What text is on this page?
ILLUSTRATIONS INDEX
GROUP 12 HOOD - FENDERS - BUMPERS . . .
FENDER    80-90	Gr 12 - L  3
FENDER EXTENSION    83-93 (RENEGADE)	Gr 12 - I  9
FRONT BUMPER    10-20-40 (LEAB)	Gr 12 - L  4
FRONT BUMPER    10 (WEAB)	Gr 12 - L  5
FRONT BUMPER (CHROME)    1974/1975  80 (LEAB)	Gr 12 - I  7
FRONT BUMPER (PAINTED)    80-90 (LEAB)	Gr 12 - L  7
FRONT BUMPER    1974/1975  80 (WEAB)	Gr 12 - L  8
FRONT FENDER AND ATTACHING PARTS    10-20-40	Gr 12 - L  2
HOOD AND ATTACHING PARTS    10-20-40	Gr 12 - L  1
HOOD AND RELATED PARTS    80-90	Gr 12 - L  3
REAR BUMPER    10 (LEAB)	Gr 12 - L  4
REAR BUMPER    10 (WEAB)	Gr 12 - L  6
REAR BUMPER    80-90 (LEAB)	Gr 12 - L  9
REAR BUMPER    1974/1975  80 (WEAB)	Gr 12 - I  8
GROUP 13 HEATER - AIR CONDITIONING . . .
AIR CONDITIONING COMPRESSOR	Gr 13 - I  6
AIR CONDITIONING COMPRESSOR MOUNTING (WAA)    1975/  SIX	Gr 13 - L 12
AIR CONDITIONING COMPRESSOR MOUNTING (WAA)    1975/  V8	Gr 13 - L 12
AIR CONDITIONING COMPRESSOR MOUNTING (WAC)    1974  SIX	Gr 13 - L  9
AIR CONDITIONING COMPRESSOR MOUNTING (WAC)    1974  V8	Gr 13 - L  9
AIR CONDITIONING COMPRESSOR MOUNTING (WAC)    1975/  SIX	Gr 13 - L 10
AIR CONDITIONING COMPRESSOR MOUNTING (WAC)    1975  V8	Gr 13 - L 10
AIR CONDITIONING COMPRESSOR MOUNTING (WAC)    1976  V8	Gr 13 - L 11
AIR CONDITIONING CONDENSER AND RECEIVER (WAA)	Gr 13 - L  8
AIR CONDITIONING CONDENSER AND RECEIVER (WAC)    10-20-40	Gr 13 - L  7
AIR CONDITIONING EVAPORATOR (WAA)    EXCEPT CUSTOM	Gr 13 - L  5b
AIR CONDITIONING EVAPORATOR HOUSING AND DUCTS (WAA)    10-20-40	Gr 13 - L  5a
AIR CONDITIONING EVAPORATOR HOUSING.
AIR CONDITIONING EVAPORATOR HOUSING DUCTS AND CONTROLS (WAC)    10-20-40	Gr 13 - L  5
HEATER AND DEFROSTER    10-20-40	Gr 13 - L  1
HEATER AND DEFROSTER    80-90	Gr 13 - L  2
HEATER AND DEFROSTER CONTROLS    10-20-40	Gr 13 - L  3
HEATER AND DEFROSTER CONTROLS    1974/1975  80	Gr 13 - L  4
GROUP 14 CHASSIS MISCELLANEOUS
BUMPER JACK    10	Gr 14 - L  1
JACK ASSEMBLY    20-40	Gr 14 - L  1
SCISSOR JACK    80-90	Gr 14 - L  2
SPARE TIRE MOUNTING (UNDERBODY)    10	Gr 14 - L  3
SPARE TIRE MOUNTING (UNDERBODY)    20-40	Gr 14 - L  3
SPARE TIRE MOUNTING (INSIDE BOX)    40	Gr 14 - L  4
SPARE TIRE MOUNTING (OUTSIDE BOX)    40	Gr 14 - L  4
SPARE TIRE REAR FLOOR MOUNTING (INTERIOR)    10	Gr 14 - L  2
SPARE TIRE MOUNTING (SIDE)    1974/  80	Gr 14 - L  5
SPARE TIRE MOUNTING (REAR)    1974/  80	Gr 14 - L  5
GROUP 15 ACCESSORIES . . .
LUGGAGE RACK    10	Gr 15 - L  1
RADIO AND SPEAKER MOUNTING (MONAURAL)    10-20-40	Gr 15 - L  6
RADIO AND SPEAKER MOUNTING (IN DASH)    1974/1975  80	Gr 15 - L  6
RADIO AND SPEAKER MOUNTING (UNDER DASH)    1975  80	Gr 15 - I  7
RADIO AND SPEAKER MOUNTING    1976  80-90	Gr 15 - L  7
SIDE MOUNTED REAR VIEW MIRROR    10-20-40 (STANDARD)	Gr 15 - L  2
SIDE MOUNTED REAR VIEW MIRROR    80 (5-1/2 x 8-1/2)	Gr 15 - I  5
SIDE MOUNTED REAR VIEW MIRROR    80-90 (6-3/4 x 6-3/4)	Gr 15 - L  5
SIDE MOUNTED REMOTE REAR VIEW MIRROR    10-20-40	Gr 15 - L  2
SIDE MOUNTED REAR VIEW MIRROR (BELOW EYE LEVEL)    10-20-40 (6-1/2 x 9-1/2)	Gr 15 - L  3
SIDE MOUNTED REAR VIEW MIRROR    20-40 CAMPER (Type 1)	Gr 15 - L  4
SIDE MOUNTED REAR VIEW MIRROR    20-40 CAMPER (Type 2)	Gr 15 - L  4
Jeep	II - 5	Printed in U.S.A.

■ EXERCISE ■
Go over the data above and copy every line that has the word "MOUNTED" in it.

■ EXERCISE SOLUTION ■
SIDE MOUNTED REAR VIEW MIRROR    10-20-40 (STANDARD)	Gr 15 - L  2
SIDE MOUNTED REAR VIEW MIRROR    80 (5-1/2 x 8-1/2)	Gr 15 - I  5
SIDE MOUNTED REAR VIEW MIRROR    80-90 (6-3/4 x 6-3/4)	Gr 15 - L  5
SIDE MOUNTED REMOTE REAR VIEW MIRROR    10-20-40	Gr 15 - L  2
SIDE MOUNTED REAR VIEW MIRROR (BELOW EYE LEVEL)    10-20-40 (6-1/2 x 9-1/2)	Gr 15 - L  3
SIDE MOUNTED REAR VIEW MIRROR    20-40 CAMPER (Type 1)	Gr 15 - L  4
SIDE MOUNTED REAR VIEW MIRROR    20-40 CAMPER (Type 2)	Gr 15 - L  4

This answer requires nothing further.